[start Listed entries]
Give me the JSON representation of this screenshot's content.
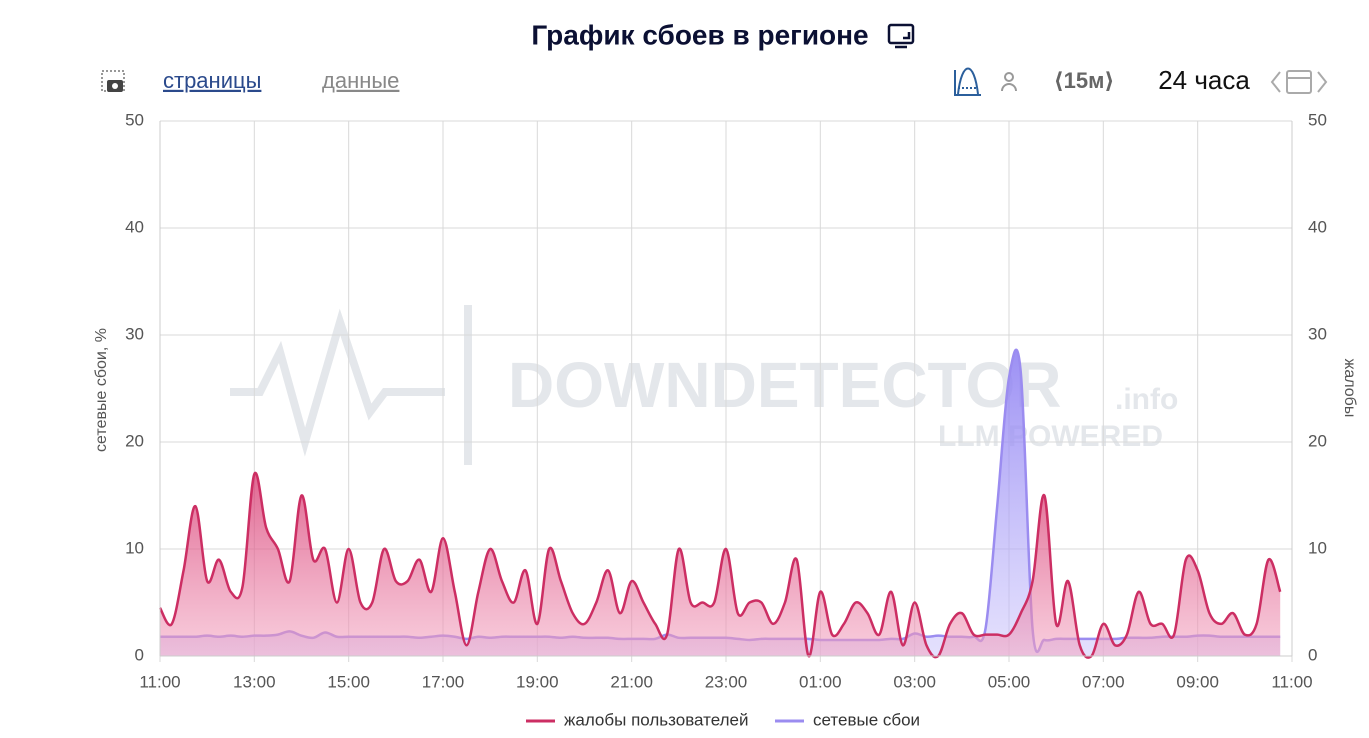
{
  "toolbar": {
    "pages": "страницы",
    "data": "данные",
    "interval": "⟨15м⟩",
    "range": "24 часа"
  },
  "watermark": {
    "brand": "DOWNDETECTOR",
    "suffix": ".info",
    "tagline": "LLM POWERED"
  },
  "chart_data": {
    "type": "line",
    "title": "График сбоев в регионе",
    "y_label": "сетевые сбои, %",
    "y2_label": "жалобы",
    "x": [
      0,
      0.25,
      0.5,
      0.75,
      1,
      1.25,
      1.5,
      1.75,
      2,
      2.25,
      2.5,
      2.75,
      3,
      3.25,
      3.5,
      3.75,
      4,
      4.25,
      4.5,
      4.75,
      5,
      5.25,
      5.5,
      5.75,
      6,
      6.25,
      6.5,
      6.75,
      7,
      7.25,
      7.5,
      7.75,
      8,
      8.25,
      8.5,
      8.75,
      9,
      9.25,
      9.5,
      9.75,
      10,
      10.25,
      10.5,
      10.75,
      11,
      11.25,
      11.5,
      11.75,
      12,
      12.25,
      12.5,
      12.75,
      13,
      13.25,
      13.5,
      13.75,
      14,
      14.25,
      14.5,
      14.75,
      15,
      15.25,
      15.5,
      15.75,
      16,
      16.25,
      16.5,
      16.75,
      17,
      17.25,
      17.5,
      17.75,
      18,
      18.25,
      18.5,
      18.75,
      19,
      19.25,
      19.5,
      19.75,
      20,
      20.25,
      20.5,
      20.75,
      21,
      21.25,
      21.5,
      21.75,
      22,
      22.25,
      22.5,
      22.75,
      23,
      23.25,
      23.5,
      23.75
    ],
    "xlim": [
      0,
      24
    ],
    "xticks": [
      {
        "value": 0,
        "label": "11:00"
      },
      {
        "value": 2,
        "label": "13:00"
      },
      {
        "value": 4,
        "label": "15:00"
      },
      {
        "value": 6,
        "label": "17:00"
      },
      {
        "value": 8,
        "label": "19:00"
      },
      {
        "value": 10,
        "label": "21:00"
      },
      {
        "value": 12,
        "label": "23:00"
      },
      {
        "value": 14,
        "label": "01:00"
      },
      {
        "value": 16,
        "label": "03:00"
      },
      {
        "value": 18,
        "label": "05:00"
      },
      {
        "value": 20,
        "label": "07:00"
      },
      {
        "value": 22,
        "label": "09:00"
      },
      {
        "value": 24,
        "label": "11:00"
      }
    ],
    "ylim": [
      0,
      50
    ],
    "yticks": [
      0,
      10,
      20,
      30,
      40,
      50
    ],
    "y2lim": [
      0,
      50
    ],
    "y2ticks": [
      0,
      10,
      20,
      30,
      40,
      50
    ],
    "grid": true,
    "legend": "bottom",
    "series": [
      {
        "name": "жалобы пользователей",
        "color": "#cc2e63",
        "axis": "y2",
        "values": [
          4.5,
          3,
          8,
          14,
          7,
          9,
          6,
          6.5,
          17,
          12,
          10,
          7,
          15,
          9,
          10,
          5,
          10,
          5,
          5,
          10,
          7,
          7,
          9,
          6,
          11,
          6,
          1,
          6,
          10,
          7,
          5,
          8,
          3,
          10,
          7,
          4,
          3,
          5,
          8,
          4,
          7,
          5,
          3,
          2,
          10,
          5,
          5,
          5,
          10,
          4,
          5,
          5,
          3,
          5,
          9,
          0,
          6,
          2,
          3,
          5,
          4,
          2,
          6,
          1,
          5,
          1,
          0,
          3,
          4,
          2,
          2,
          2,
          2,
          4,
          7,
          15,
          3,
          7,
          1,
          0,
          3,
          1,
          2,
          6,
          3,
          3,
          2,
          9,
          8,
          4,
          3,
          4,
          2,
          3,
          9,
          6
        ]
      },
      {
        "name": "сетевые сбои",
        "color": "#9b8cf0",
        "values": [
          1.8,
          1.8,
          1.8,
          1.8,
          1.9,
          1.8,
          1.9,
          1.8,
          1.9,
          1.9,
          2,
          2.3,
          1.9,
          1.7,
          2.2,
          1.8,
          1.8,
          1.8,
          1.8,
          1.8,
          1.8,
          1.8,
          1.7,
          1.8,
          1.9,
          1.8,
          1.6,
          1.8,
          1.7,
          1.8,
          1.8,
          1.8,
          1.8,
          1.8,
          1.7,
          1.8,
          1.7,
          1.7,
          1.7,
          1.6,
          1.6,
          1.6,
          1.6,
          2,
          1.7,
          1.7,
          1.7,
          1.7,
          1.7,
          1.6,
          1.5,
          1.6,
          1.6,
          1.6,
          1.6,
          1.6,
          1.5,
          1.5,
          1.5,
          1.5,
          1.5,
          1.5,
          1.6,
          1.6,
          2.1,
          1.8,
          1.9,
          1.8,
          1.8,
          1.8,
          2.5,
          14,
          26,
          26.5,
          2.5,
          1.5,
          1.6,
          1.6,
          1.6,
          1.6,
          1.6,
          1.6,
          1.7,
          1.7,
          1.7,
          1.8,
          1.8,
          1.8,
          1.9,
          1.9,
          1.8,
          1.8,
          1.8,
          1.8,
          1.8,
          1.8
        ]
      }
    ]
  }
}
[end Listed entries]
* **What to work on**:
All of the entries above should be duplicated exactly, except for the pictures.

* **Written solution**:
Give me the JSON representation of this screenshot's content.
{
  "toolbar": {
    "pages": "страницы",
    "data": "данные",
    "interval": "⟨15м⟩",
    "range": "24 часа"
  },
  "watermark": {
    "brand": "DOWNDETECTOR",
    "suffix": ".info",
    "tagline": "LLM POWERED"
  },
  "chart_data": {
    "type": "line",
    "title": "График сбоев в регионе",
    "y_label": "сетевые сбои, %",
    "y2_label": "жалобы",
    "x": [
      0,
      0.25,
      0.5,
      0.75,
      1,
      1.25,
      1.5,
      1.75,
      2,
      2.25,
      2.5,
      2.75,
      3,
      3.25,
      3.5,
      3.75,
      4,
      4.25,
      4.5,
      4.75,
      5,
      5.25,
      5.5,
      5.75,
      6,
      6.25,
      6.5,
      6.75,
      7,
      7.25,
      7.5,
      7.75,
      8,
      8.25,
      8.5,
      8.75,
      9,
      9.25,
      9.5,
      9.75,
      10,
      10.25,
      10.5,
      10.75,
      11,
      11.25,
      11.5,
      11.75,
      12,
      12.25,
      12.5,
      12.75,
      13,
      13.25,
      13.5,
      13.75,
      14,
      14.25,
      14.5,
      14.75,
      15,
      15.25,
      15.5,
      15.75,
      16,
      16.25,
      16.5,
      16.75,
      17,
      17.25,
      17.5,
      17.75,
      18,
      18.25,
      18.5,
      18.75,
      19,
      19.25,
      19.5,
      19.75,
      20,
      20.25,
      20.5,
      20.75,
      21,
      21.25,
      21.5,
      21.75,
      22,
      22.25,
      22.5,
      22.75,
      23,
      23.25,
      23.5,
      23.75
    ],
    "xlim": [
      0,
      24
    ],
    "xticks": [
      {
        "value": 0,
        "label": "11:00"
      },
      {
        "value": 2,
        "label": "13:00"
      },
      {
        "value": 4,
        "label": "15:00"
      },
      {
        "value": 6,
        "label": "17:00"
      },
      {
        "value": 8,
        "label": "19:00"
      },
      {
        "value": 10,
        "label": "21:00"
      },
      {
        "value": 12,
        "label": "23:00"
      },
      {
        "value": 14,
        "label": "01:00"
      },
      {
        "value": 16,
        "label": "03:00"
      },
      {
        "value": 18,
        "label": "05:00"
      },
      {
        "value": 20,
        "label": "07:00"
      },
      {
        "value": 22,
        "label": "09:00"
      },
      {
        "value": 24,
        "label": "11:00"
      }
    ],
    "ylim": [
      0,
      50
    ],
    "yticks": [
      0,
      10,
      20,
      30,
      40,
      50
    ],
    "y2lim": [
      0,
      50
    ],
    "y2ticks": [
      0,
      10,
      20,
      30,
      40,
      50
    ],
    "grid": true,
    "legend": "bottom",
    "series": [
      {
        "name": "жалобы пользователей",
        "color": "#cc2e63",
        "axis": "y2",
        "values": [
          4.5,
          3,
          8,
          14,
          7,
          9,
          6,
          6.5,
          17,
          12,
          10,
          7,
          15,
          9,
          10,
          5,
          10,
          5,
          5,
          10,
          7,
          7,
          9,
          6,
          11,
          6,
          1,
          6,
          10,
          7,
          5,
          8,
          3,
          10,
          7,
          4,
          3,
          5,
          8,
          4,
          7,
          5,
          3,
          2,
          10,
          5,
          5,
          5,
          10,
          4,
          5,
          5,
          3,
          5,
          9,
          0,
          6,
          2,
          3,
          5,
          4,
          2,
          6,
          1,
          5,
          1,
          0,
          3,
          4,
          2,
          2,
          2,
          2,
          4,
          7,
          15,
          3,
          7,
          1,
          0,
          3,
          1,
          2,
          6,
          3,
          3,
          2,
          9,
          8,
          4,
          3,
          4,
          2,
          3,
          9,
          6
        ]
      },
      {
        "name": "сетевые сбои",
        "color": "#9b8cf0",
        "values": [
          1.8,
          1.8,
          1.8,
          1.8,
          1.9,
          1.8,
          1.9,
          1.8,
          1.9,
          1.9,
          2,
          2.3,
          1.9,
          1.7,
          2.2,
          1.8,
          1.8,
          1.8,
          1.8,
          1.8,
          1.8,
          1.8,
          1.7,
          1.8,
          1.9,
          1.8,
          1.6,
          1.8,
          1.7,
          1.8,
          1.8,
          1.8,
          1.8,
          1.8,
          1.7,
          1.8,
          1.7,
          1.7,
          1.7,
          1.6,
          1.6,
          1.6,
          1.6,
          2,
          1.7,
          1.7,
          1.7,
          1.7,
          1.7,
          1.6,
          1.5,
          1.6,
          1.6,
          1.6,
          1.6,
          1.6,
          1.5,
          1.5,
          1.5,
          1.5,
          1.5,
          1.5,
          1.6,
          1.6,
          2.1,
          1.8,
          1.9,
          1.8,
          1.8,
          1.8,
          2.5,
          14,
          26,
          26.5,
          2.5,
          1.5,
          1.6,
          1.6,
          1.6,
          1.6,
          1.6,
          1.6,
          1.7,
          1.7,
          1.7,
          1.8,
          1.8,
          1.8,
          1.9,
          1.9,
          1.8,
          1.8,
          1.8,
          1.8,
          1.8,
          1.8
        ]
      }
    ]
  }
}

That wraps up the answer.